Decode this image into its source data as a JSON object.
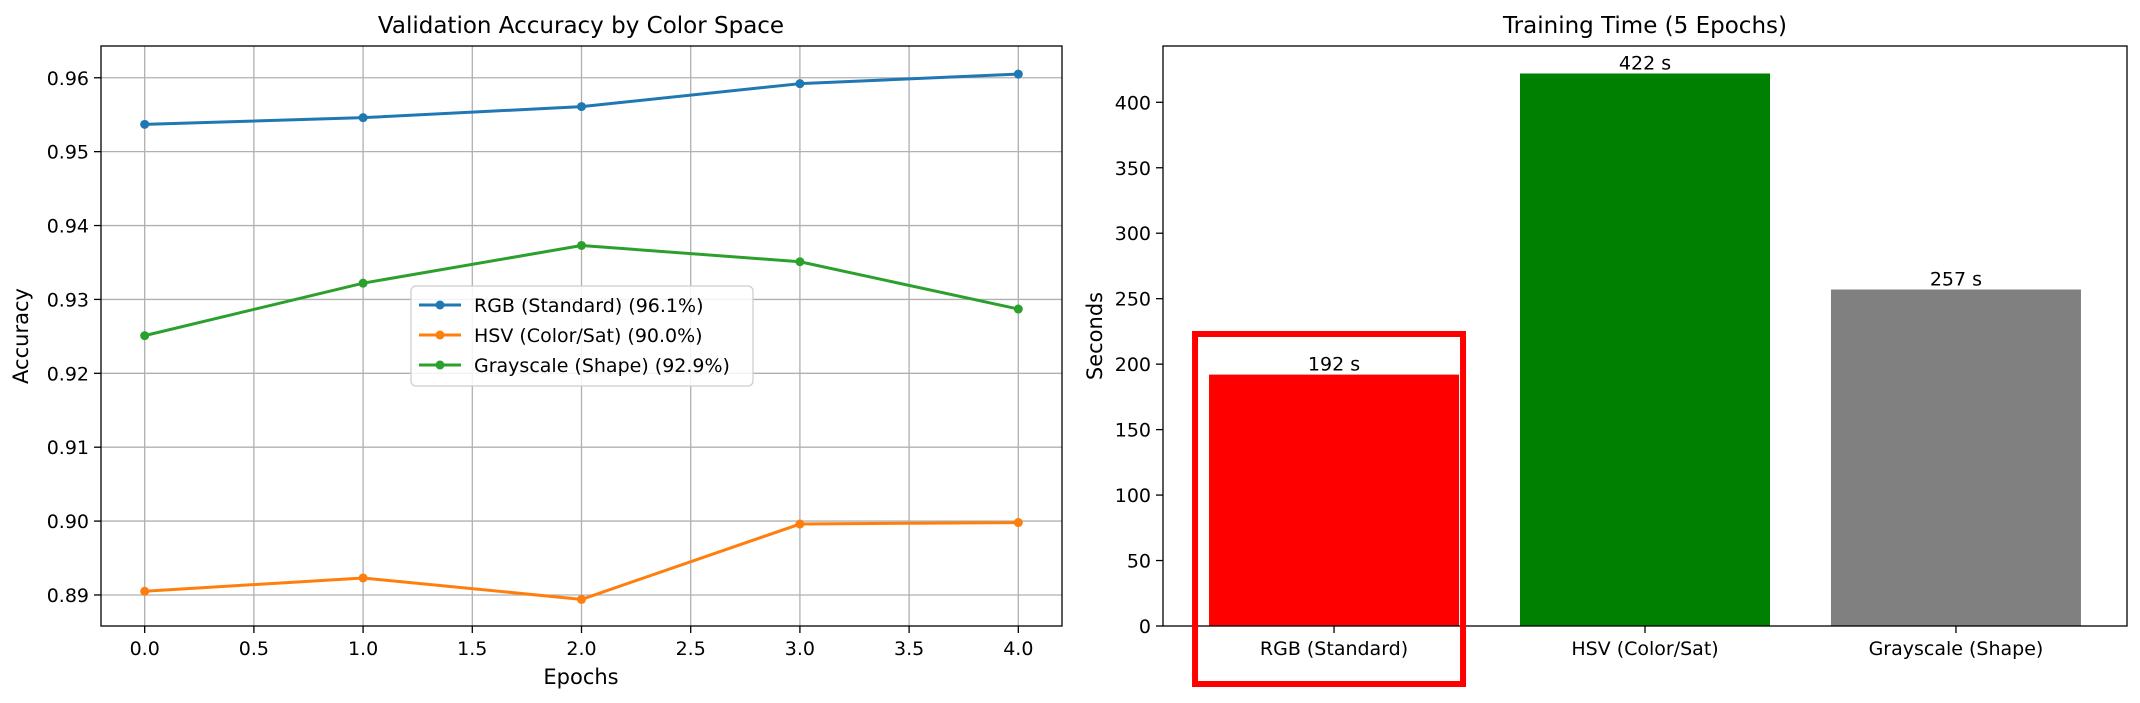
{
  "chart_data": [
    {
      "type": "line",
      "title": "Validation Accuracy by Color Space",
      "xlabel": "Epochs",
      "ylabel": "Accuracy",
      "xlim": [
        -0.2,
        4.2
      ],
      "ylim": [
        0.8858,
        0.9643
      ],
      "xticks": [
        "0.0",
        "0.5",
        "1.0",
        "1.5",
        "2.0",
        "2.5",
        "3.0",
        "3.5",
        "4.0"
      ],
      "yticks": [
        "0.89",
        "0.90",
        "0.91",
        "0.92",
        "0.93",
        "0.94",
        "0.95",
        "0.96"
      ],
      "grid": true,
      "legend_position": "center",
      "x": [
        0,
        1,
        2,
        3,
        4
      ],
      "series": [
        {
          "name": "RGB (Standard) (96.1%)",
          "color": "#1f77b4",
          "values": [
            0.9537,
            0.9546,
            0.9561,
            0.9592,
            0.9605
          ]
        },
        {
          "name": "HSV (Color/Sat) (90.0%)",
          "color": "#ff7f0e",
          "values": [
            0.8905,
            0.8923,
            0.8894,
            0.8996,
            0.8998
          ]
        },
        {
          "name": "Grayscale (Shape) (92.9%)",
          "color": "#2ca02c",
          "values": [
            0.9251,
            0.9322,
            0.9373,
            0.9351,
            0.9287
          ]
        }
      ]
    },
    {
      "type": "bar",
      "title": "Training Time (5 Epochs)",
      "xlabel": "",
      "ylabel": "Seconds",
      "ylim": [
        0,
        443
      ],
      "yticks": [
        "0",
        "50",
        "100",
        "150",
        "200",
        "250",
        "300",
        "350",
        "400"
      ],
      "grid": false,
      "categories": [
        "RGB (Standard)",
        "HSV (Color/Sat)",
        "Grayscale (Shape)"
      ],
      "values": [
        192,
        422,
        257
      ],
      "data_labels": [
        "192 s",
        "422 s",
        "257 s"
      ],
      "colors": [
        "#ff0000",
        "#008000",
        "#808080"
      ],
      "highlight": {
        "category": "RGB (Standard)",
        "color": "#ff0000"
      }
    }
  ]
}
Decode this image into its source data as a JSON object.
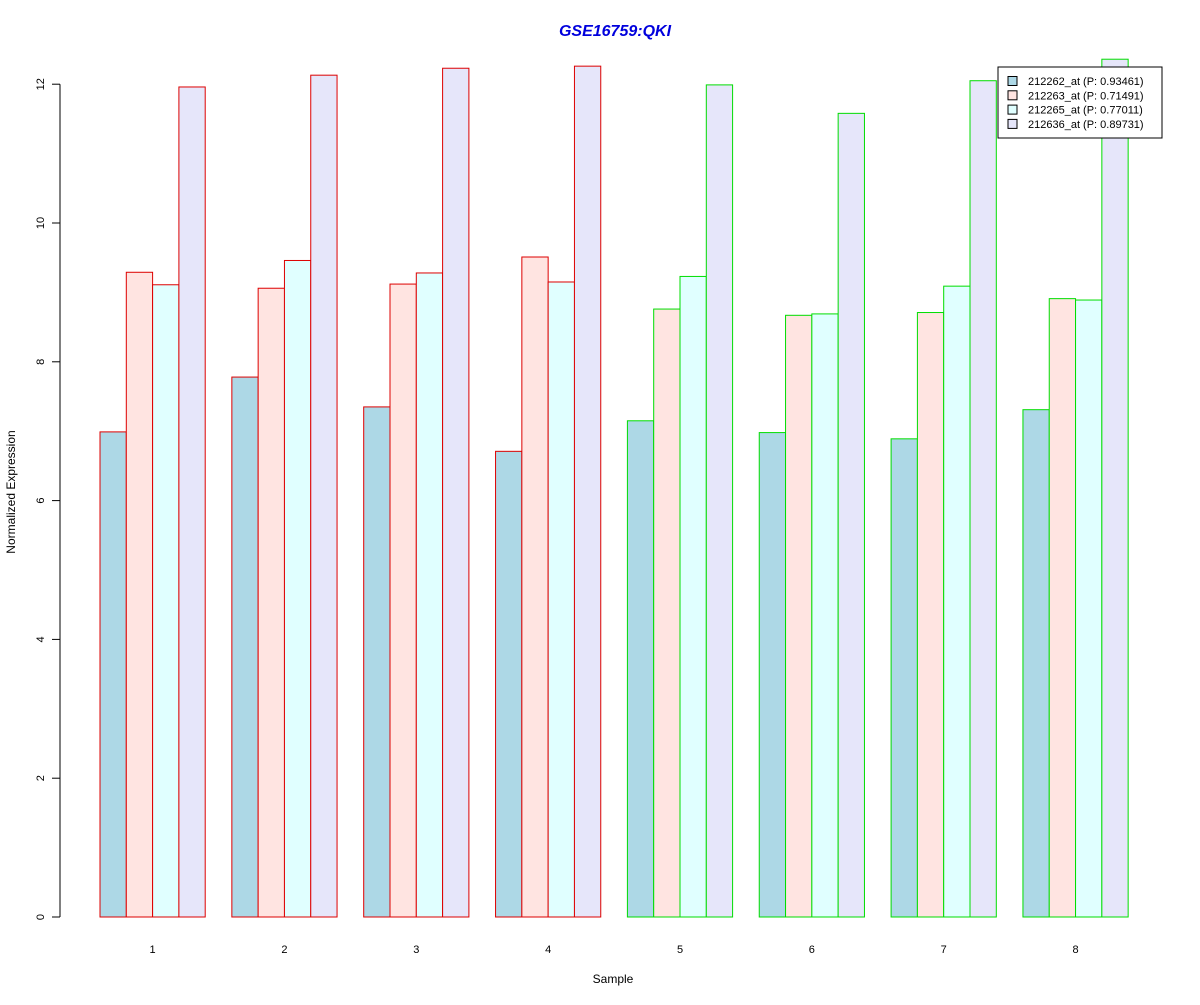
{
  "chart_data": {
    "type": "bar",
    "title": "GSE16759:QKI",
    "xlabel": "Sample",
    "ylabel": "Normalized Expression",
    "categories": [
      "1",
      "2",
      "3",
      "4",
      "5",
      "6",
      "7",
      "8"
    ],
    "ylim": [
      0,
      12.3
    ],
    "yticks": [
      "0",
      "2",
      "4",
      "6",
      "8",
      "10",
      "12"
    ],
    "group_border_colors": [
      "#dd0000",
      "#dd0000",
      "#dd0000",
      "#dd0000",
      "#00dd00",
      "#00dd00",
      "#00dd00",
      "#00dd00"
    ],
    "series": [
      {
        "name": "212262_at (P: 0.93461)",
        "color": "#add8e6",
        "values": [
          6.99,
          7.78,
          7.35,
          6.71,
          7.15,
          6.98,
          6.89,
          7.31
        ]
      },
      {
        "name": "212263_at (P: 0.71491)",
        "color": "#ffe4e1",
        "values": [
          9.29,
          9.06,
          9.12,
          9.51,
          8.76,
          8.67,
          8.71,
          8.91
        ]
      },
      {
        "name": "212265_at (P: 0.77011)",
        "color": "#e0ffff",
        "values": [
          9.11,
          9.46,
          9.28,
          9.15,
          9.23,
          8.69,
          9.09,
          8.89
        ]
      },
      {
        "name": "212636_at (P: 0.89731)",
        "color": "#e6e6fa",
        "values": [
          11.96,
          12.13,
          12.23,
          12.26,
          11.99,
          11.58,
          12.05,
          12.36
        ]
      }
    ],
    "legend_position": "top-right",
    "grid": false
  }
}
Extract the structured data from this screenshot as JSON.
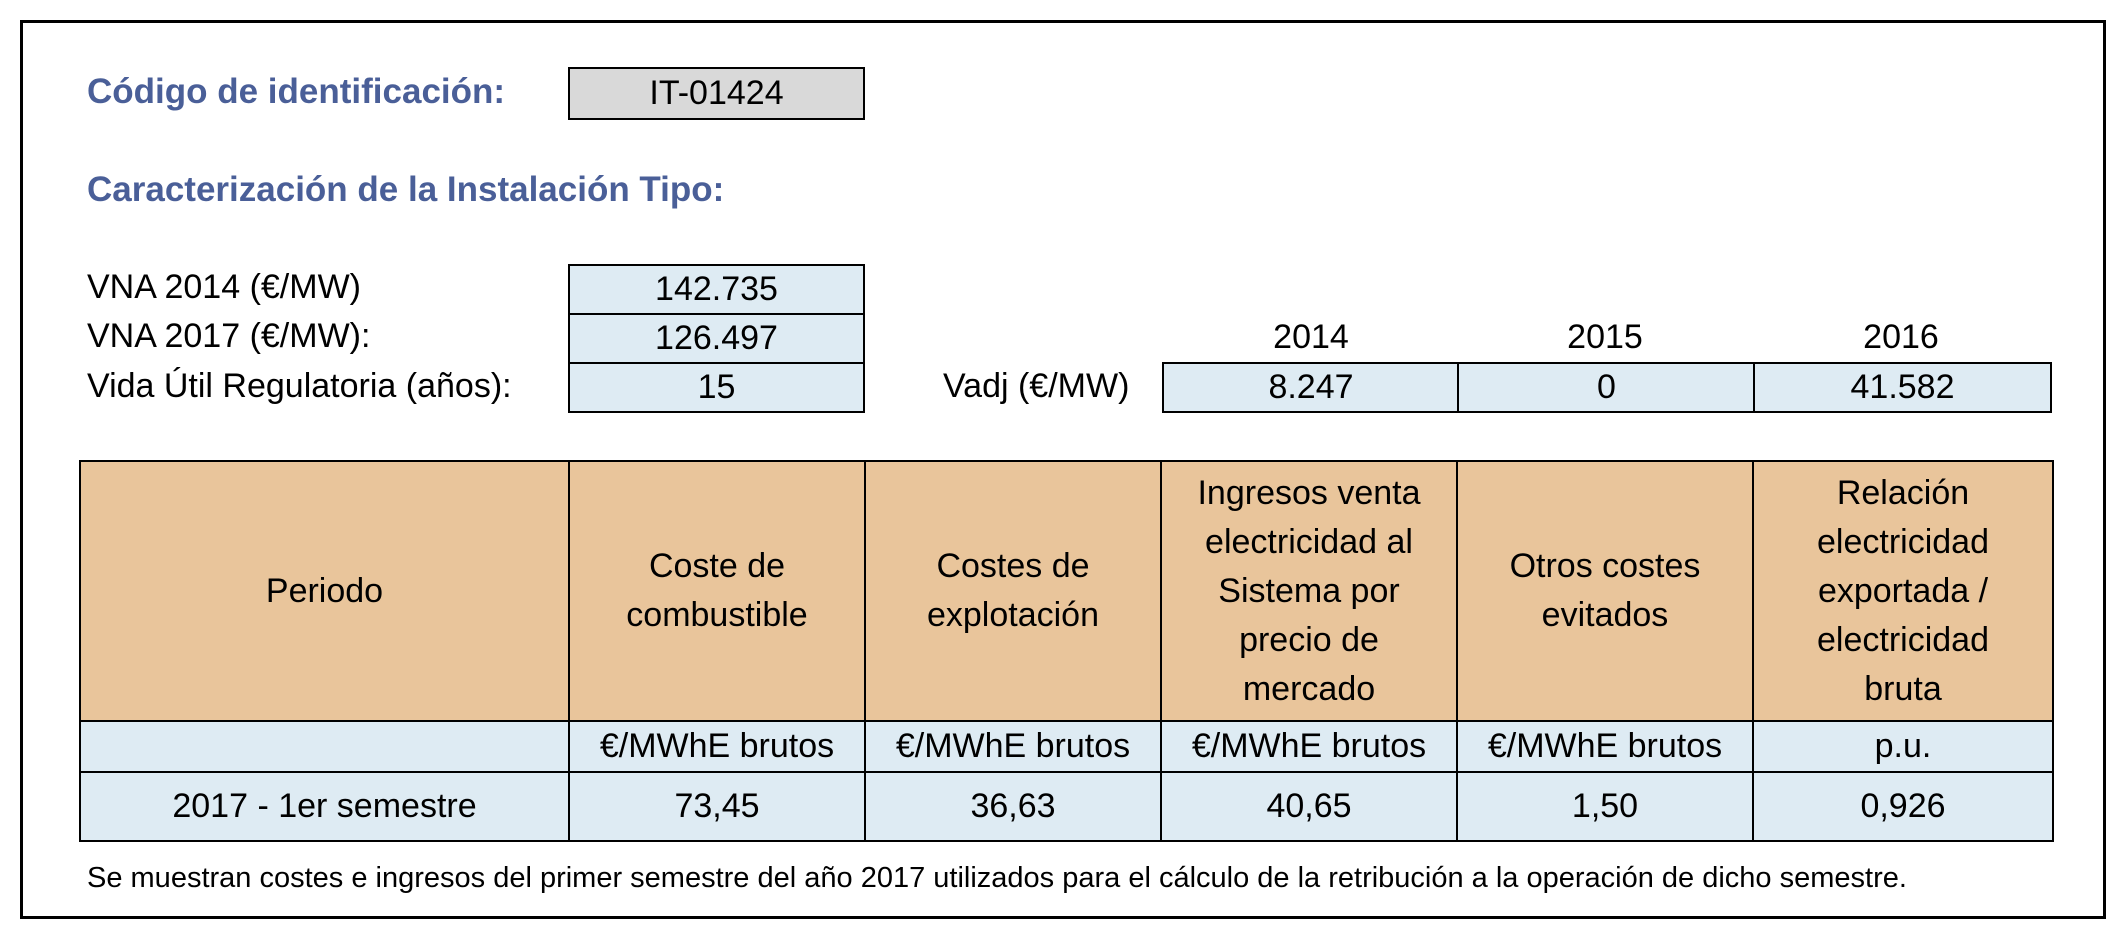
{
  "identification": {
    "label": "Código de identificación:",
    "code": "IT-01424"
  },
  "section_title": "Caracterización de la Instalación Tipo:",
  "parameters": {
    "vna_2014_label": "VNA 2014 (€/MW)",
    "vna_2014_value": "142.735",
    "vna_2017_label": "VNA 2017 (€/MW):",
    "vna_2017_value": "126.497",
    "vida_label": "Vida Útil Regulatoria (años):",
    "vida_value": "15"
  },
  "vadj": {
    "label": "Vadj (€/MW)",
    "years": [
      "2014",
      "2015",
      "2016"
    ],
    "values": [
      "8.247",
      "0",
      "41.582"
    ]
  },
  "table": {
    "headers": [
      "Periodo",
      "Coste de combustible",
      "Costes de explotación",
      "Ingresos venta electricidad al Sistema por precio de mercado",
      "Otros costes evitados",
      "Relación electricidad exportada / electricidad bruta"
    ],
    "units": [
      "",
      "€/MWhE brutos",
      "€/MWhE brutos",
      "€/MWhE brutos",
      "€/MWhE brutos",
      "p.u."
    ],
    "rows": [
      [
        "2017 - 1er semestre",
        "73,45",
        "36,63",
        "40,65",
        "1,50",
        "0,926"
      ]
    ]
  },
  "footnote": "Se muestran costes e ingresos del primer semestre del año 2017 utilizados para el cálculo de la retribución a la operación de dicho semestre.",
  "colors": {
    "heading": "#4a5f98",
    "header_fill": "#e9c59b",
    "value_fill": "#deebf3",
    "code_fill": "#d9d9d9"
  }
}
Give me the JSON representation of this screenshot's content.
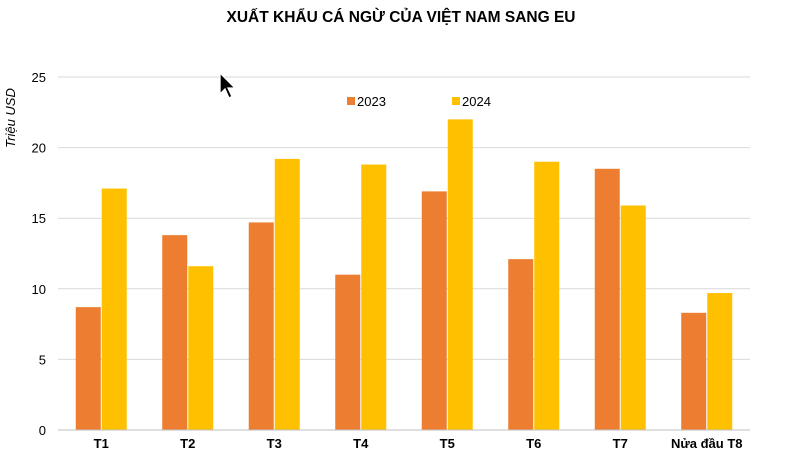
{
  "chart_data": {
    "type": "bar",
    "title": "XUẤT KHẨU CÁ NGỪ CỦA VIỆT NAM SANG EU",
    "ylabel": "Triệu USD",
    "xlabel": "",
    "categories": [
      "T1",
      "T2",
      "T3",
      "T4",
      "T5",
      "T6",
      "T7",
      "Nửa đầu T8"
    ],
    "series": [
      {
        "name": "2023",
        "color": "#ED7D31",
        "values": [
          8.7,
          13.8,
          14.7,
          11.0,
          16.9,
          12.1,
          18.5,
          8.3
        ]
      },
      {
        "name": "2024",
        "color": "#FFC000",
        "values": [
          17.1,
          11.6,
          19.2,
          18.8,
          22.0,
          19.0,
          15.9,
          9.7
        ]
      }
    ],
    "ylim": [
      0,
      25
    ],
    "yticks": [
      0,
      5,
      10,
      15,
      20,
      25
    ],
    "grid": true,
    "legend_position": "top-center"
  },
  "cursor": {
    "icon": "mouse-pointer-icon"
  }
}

= = = =

Exercise requirements
Could you repeat all of the material exactly? Pictures should not be copied.

Solution to this problem
Decode this image into its source data as a JSON object.
{
  "chart_data": [
    {
      "type": "line",
      "title": "Validation Accuracy by Color Space",
      "xlabel": "Epochs",
      "ylabel": "Accuracy",
      "xlim": [
        -0.2,
        4.2
      ],
      "ylim": [
        0.8858,
        0.9643
      ],
      "xticks": [
        "0.0",
        "0.5",
        "1.0",
        "1.5",
        "2.0",
        "2.5",
        "3.0",
        "3.5",
        "4.0"
      ],
      "yticks": [
        "0.89",
        "0.90",
        "0.91",
        "0.92",
        "0.93",
        "0.94",
        "0.95",
        "0.96"
      ],
      "grid": true,
      "legend_position": "center",
      "x": [
        0,
        1,
        2,
        3,
        4
      ],
      "series": [
        {
          "name": "RGB (Standard) (96.1%)",
          "color": "#1f77b4",
          "values": [
            0.9537,
            0.9546,
            0.9561,
            0.9592,
            0.9605
          ]
        },
        {
          "name": "HSV (Color/Sat) (90.0%)",
          "color": "#ff7f0e",
          "values": [
            0.8905,
            0.8923,
            0.8894,
            0.8996,
            0.8998
          ]
        },
        {
          "name": "Grayscale (Shape) (92.9%)",
          "color": "#2ca02c",
          "values": [
            0.9251,
            0.9322,
            0.9373,
            0.9351,
            0.9287
          ]
        }
      ]
    },
    {
      "type": "bar",
      "title": "Training Time (5 Epochs)",
      "xlabel": "",
      "ylabel": "Seconds",
      "ylim": [
        0,
        443
      ],
      "yticks": [
        "0",
        "50",
        "100",
        "150",
        "200",
        "250",
        "300",
        "350",
        "400"
      ],
      "grid": false,
      "categories": [
        "RGB (Standard)",
        "HSV (Color/Sat)",
        "Grayscale (Shape)"
      ],
      "values": [
        192,
        422,
        257
      ],
      "data_labels": [
        "192 s",
        "422 s",
        "257 s"
      ],
      "colors": [
        "#ff0000",
        "#008000",
        "#808080"
      ],
      "highlight": {
        "category": "RGB (Standard)",
        "color": "#ff0000"
      }
    }
  ]
}
Decode this image into its source data as a JSON object.
{
  "chart_data": {
    "type": "bar",
    "title": "GSE16759:QKI",
    "xlabel": "Sample",
    "ylabel": "Normalized Expression",
    "categories": [
      "1",
      "2",
      "3",
      "4",
      "5",
      "6",
      "7",
      "8"
    ],
    "ylim": [
      0,
      12.3
    ],
    "yticks": [
      "0",
      "2",
      "4",
      "6",
      "8",
      "10",
      "12"
    ],
    "group_border_colors": [
      "#dd0000",
      "#dd0000",
      "#dd0000",
      "#dd0000",
      "#00dd00",
      "#00dd00",
      "#00dd00",
      "#00dd00"
    ],
    "series": [
      {
        "name": "212262_at (P: 0.93461)",
        "color": "#add8e6",
        "values": [
          6.99,
          7.78,
          7.35,
          6.71,
          7.15,
          6.98,
          6.89,
          7.31
        ]
      },
      {
        "name": "212263_at (P: 0.71491)",
        "color": "#ffe4e1",
        "values": [
          9.29,
          9.06,
          9.12,
          9.51,
          8.76,
          8.67,
          8.71,
          8.91
        ]
      },
      {
        "name": "212265_at (P: 0.77011)",
        "color": "#e0ffff",
        "values": [
          9.11,
          9.46,
          9.28,
          9.15,
          9.23,
          8.69,
          9.09,
          8.89
        ]
      },
      {
        "name": "212636_at (P: 0.89731)",
        "color": "#e6e6fa",
        "values": [
          11.96,
          12.13,
          12.23,
          12.26,
          11.99,
          11.58,
          12.05,
          12.36
        ]
      }
    ],
    "legend_position": "top-right",
    "grid": false
  }
}
Extract the structured data from this screenshot as JSON.
{
  "identification": {
    "label": "Código de identificación:",
    "code": "IT-01424"
  },
  "section_title": "Caracterización de la Instalación Tipo:",
  "parameters": {
    "vna_2014_label": "VNA 2014 (€/MW)",
    "vna_2014_value": "142.735",
    "vna_2017_label": "VNA 2017 (€/MW):",
    "vna_2017_value": "126.497",
    "vida_label": "Vida Útil Regulatoria (años):",
    "vida_value": "15"
  },
  "vadj": {
    "label": "Vadj (€/MW)",
    "years": [
      "2014",
      "2015",
      "2016"
    ],
    "values": [
      "8.247",
      "0",
      "41.582"
    ]
  },
  "table": {
    "headers": [
      "Periodo",
      "Coste de combustible",
      "Costes de explotación",
      "Ingresos venta electricidad al Sistema por precio de mercado",
      "Otros costes evitados",
      "Relación electricidad exportada / electricidad bruta"
    ],
    "units": [
      "",
      "€/MWhE brutos",
      "€/MWhE brutos",
      "€/MWhE brutos",
      "€/MWhE brutos",
      "p.u."
    ],
    "rows": [
      [
        "2017 - 1er semestre",
        "73,45",
        "36,63",
        "40,65",
        "1,50",
        "0,926"
      ]
    ]
  },
  "footnote": "Se muestran costes e ingresos del primer semestre del año 2017 utilizados para el cálculo de la retribución a la operación de dicho semestre.",
  "colors": {
    "heading": "#4a5f98",
    "header_fill": "#e9c59b",
    "value_fill": "#deebf3",
    "code_fill": "#d9d9d9"
  }
}
Give me the JSON representation of this screenshot's content.
{
  "chart_data": {
    "type": "bar",
    "title": "XUẤT KHẨU CÁ NGỪ CỦA VIỆT NAM SANG EU",
    "ylabel": "Triệu USD",
    "xlabel": "",
    "categories": [
      "T1",
      "T2",
      "T3",
      "T4",
      "T5",
      "T6",
      "T7",
      "Nửa đầu T8"
    ],
    "series": [
      {
        "name": "2023",
        "color": "#ED7D31",
        "values": [
          8.7,
          13.8,
          14.7,
          11.0,
          16.9,
          12.1,
          18.5,
          8.3
        ]
      },
      {
        "name": "2024",
        "color": "#FFC000",
        "values": [
          17.1,
          11.6,
          19.2,
          18.8,
          22.0,
          19.0,
          15.9,
          9.7
        ]
      }
    ],
    "ylim": [
      0,
      25
    ],
    "yticks": [
      0,
      5,
      10,
      15,
      20,
      25
    ],
    "grid": true,
    "legend_position": "top-center"
  },
  "cursor": {
    "icon": "mouse-pointer-icon"
  }
}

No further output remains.